* **Data rows**
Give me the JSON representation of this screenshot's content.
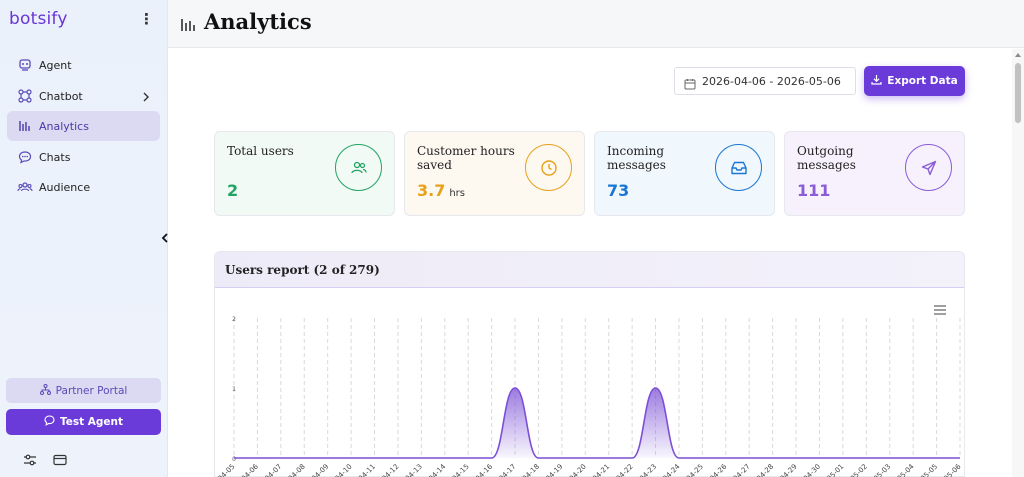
{
  "sidebar": {
    "logo": "botsify",
    "menu_icon": "kebab-icon",
    "items": [
      {
        "label": "Agent",
        "icon": "agent-icon"
      },
      {
        "label": "Chatbot",
        "icon": "chatbot-icon"
      },
      {
        "label": "Analytics",
        "icon": "analytics-icon",
        "active": true
      },
      {
        "label": "Chats",
        "icon": "chats-icon"
      },
      {
        "label": "Audience",
        "icon": "audience-icon"
      }
    ],
    "partner_portal": "Partner Portal",
    "test_agent": "Test Agent"
  },
  "header": {
    "title": "Analytics"
  },
  "toolbar": {
    "date_range": "2026-04-06 - 2026-05-06",
    "export_label": "Export Data"
  },
  "stats": [
    {
      "label": "Total users",
      "value": "2",
      "unit": "",
      "color": "#1fa463",
      "icon": "users-icon"
    },
    {
      "label": "Customer hours saved",
      "value": "3.7",
      "unit": "hrs",
      "color": "#e8a11a",
      "icon": "clock-icon"
    },
    {
      "label": "Incoming messages",
      "value": "73",
      "unit": "",
      "color": "#1976d2",
      "icon": "inbox-icon"
    },
    {
      "label": "Outgoing messages",
      "value": "111",
      "unit": "",
      "color": "#8a5cd8",
      "icon": "send-icon"
    }
  ],
  "report": {
    "title": "Users report (2 of 279)"
  },
  "colors": {
    "accent": "#6b3bd9",
    "series": "#7b4fd6"
  },
  "chart_data": {
    "type": "area",
    "title": "",
    "xlabel": "",
    "ylabel": "",
    "ylim": [
      0,
      2
    ],
    "yticks": [
      "0",
      "1",
      "2"
    ],
    "categories": [
      "04-05",
      "04-06",
      "04-07",
      "04-08",
      "04-09",
      "04-10",
      "04-11",
      "04-12",
      "04-13",
      "04-14",
      "04-15",
      "04-16",
      "04-17",
      "04-18",
      "04-19",
      "04-20",
      "04-21",
      "04-22",
      "04-23",
      "04-24",
      "04-25",
      "04-26",
      "04-27",
      "04-28",
      "04-29",
      "04-30",
      "05-01",
      "05-02",
      "05-03",
      "05-04",
      "05-05",
      "05-06"
    ],
    "values": [
      0,
      0,
      0,
      0,
      0,
      0,
      0,
      0,
      0,
      0,
      0,
      0,
      1,
      0,
      0,
      0,
      0,
      0,
      1,
      0,
      0,
      0,
      0,
      0,
      0,
      0,
      0,
      0,
      0,
      0,
      0,
      0
    ],
    "grid": "vertical dashed"
  }
}
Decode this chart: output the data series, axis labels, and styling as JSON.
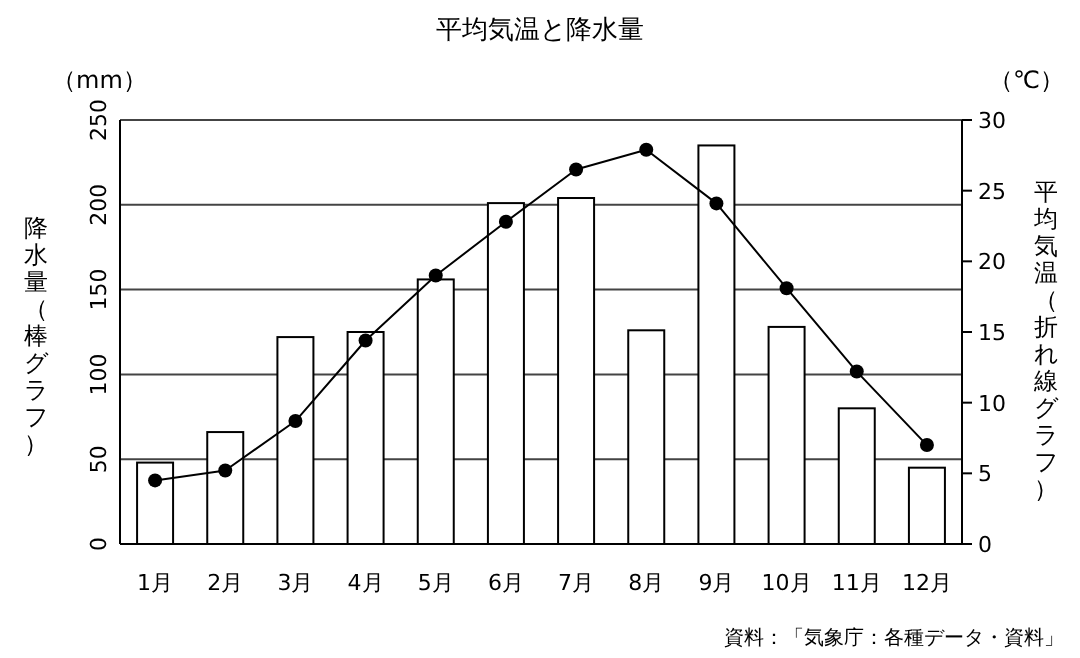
{
  "chart_data": {
    "type": "bar",
    "title": "平均気温と降水量",
    "ylabel": "降水量（棒グラフ）",
    "y2label": "平均気温（折れ線グラフ）",
    "categories": [
      "1月",
      "2月",
      "3月",
      "4月",
      "5月",
      "6月",
      "7月",
      "8月",
      "9月",
      "10月",
      "11月",
      "12月"
    ],
    "series": [
      {
        "color": "#ffffff",
        "values": [
          48,
          66,
          122,
          125,
          156,
          201,
          204,
          126,
          235,
          128,
          80,
          45
        ]
      },
      {
        "type": "line",
        "axis": "y2",
        "color": "#000000",
        "marker": "circle",
        "line_style": "solid",
        "values": [
          4.5,
          5.2,
          8.7,
          14.4,
          19.0,
          22.8,
          26.5,
          27.9,
          24.1,
          18.1,
          12.2,
          7.0
        ]
      }
    ],
    "ylim": [
      0,
      250
    ],
    "yticks": [
      0,
      50,
      100,
      150,
      200,
      250
    ],
    "y2lim": [
      0,
      30
    ],
    "y2ticks": [
      0,
      5,
      10,
      15,
      20,
      25,
      30
    ],
    "grid": "y",
    "legend": false,
    "annotations": [
      "（mm）",
      "（℃）",
      "資料：「気象庁：各種データ・資料」"
    ]
  }
}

* **Exercise details**
Copy out all of the data word for word. Do not carry over any picture.

* **Complete response**
Give me the JSON representation of this screenshot's content.
{
  "sidebar": {
    "logo": "botsify",
    "menu_icon": "kebab-icon",
    "items": [
      {
        "label": "Agent",
        "icon": "agent-icon"
      },
      {
        "label": "Chatbot",
        "icon": "chatbot-icon"
      },
      {
        "label": "Analytics",
        "icon": "analytics-icon",
        "active": true
      },
      {
        "label": "Chats",
        "icon": "chats-icon"
      },
      {
        "label": "Audience",
        "icon": "audience-icon"
      }
    ],
    "partner_portal": "Partner Portal",
    "test_agent": "Test Agent"
  },
  "header": {
    "title": "Analytics"
  },
  "toolbar": {
    "date_range": "2026-04-06 - 2026-05-06",
    "export_label": "Export Data"
  },
  "stats": [
    {
      "label": "Total users",
      "value": "2",
      "unit": "",
      "color": "#1fa463",
      "icon": "users-icon"
    },
    {
      "label": "Customer hours saved",
      "value": "3.7",
      "unit": "hrs",
      "color": "#e8a11a",
      "icon": "clock-icon"
    },
    {
      "label": "Incoming messages",
      "value": "73",
      "unit": "",
      "color": "#1976d2",
      "icon": "inbox-icon"
    },
    {
      "label": "Outgoing messages",
      "value": "111",
      "unit": "",
      "color": "#8a5cd8",
      "icon": "send-icon"
    }
  ],
  "report": {
    "title": "Users report (2 of 279)"
  },
  "colors": {
    "accent": "#6b3bd9",
    "series": "#7b4fd6"
  },
  "chart_data": {
    "type": "area",
    "title": "",
    "xlabel": "",
    "ylabel": "",
    "ylim": [
      0,
      2
    ],
    "yticks": [
      "0",
      "1",
      "2"
    ],
    "categories": [
      "04-05",
      "04-06",
      "04-07",
      "04-08",
      "04-09",
      "04-10",
      "04-11",
      "04-12",
      "04-13",
      "04-14",
      "04-15",
      "04-16",
      "04-17",
      "04-18",
      "04-19",
      "04-20",
      "04-21",
      "04-22",
      "04-23",
      "04-24",
      "04-25",
      "04-26",
      "04-27",
      "04-28",
      "04-29",
      "04-30",
      "05-01",
      "05-02",
      "05-03",
      "05-04",
      "05-05",
      "05-06"
    ],
    "values": [
      0,
      0,
      0,
      0,
      0,
      0,
      0,
      0,
      0,
      0,
      0,
      0,
      1,
      0,
      0,
      0,
      0,
      0,
      1,
      0,
      0,
      0,
      0,
      0,
      0,
      0,
      0,
      0,
      0,
      0,
      0,
      0
    ],
    "grid": "vertical dashed"
  }
}
Decode this chart: output the data series, axis labels, and styling as JSON.
{
  "chart_data": {
    "type": "bar",
    "title": "平均気温と降水量",
    "ylabel": "降水量（棒グラフ）",
    "y2label": "平均気温（折れ線グラフ）",
    "categories": [
      "1月",
      "2月",
      "3月",
      "4月",
      "5月",
      "6月",
      "7月",
      "8月",
      "9月",
      "10月",
      "11月",
      "12月"
    ],
    "series": [
      {
        "color": "#ffffff",
        "values": [
          48,
          66,
          122,
          125,
          156,
          201,
          204,
          126,
          235,
          128,
          80,
          45
        ]
      },
      {
        "type": "line",
        "axis": "y2",
        "color": "#000000",
        "marker": "circle",
        "line_style": "solid",
        "values": [
          4.5,
          5.2,
          8.7,
          14.4,
          19.0,
          22.8,
          26.5,
          27.9,
          24.1,
          18.1,
          12.2,
          7.0
        ]
      }
    ],
    "ylim": [
      0,
      250
    ],
    "yticks": [
      0,
      50,
      100,
      150,
      200,
      250
    ],
    "y2lim": [
      0,
      30
    ],
    "y2ticks": [
      0,
      5,
      10,
      15,
      20,
      25,
      30
    ],
    "grid": "y",
    "legend": false,
    "annotations": [
      "（mm）",
      "（℃）",
      "資料：「気象庁：各種データ・資料」"
    ]
  }
}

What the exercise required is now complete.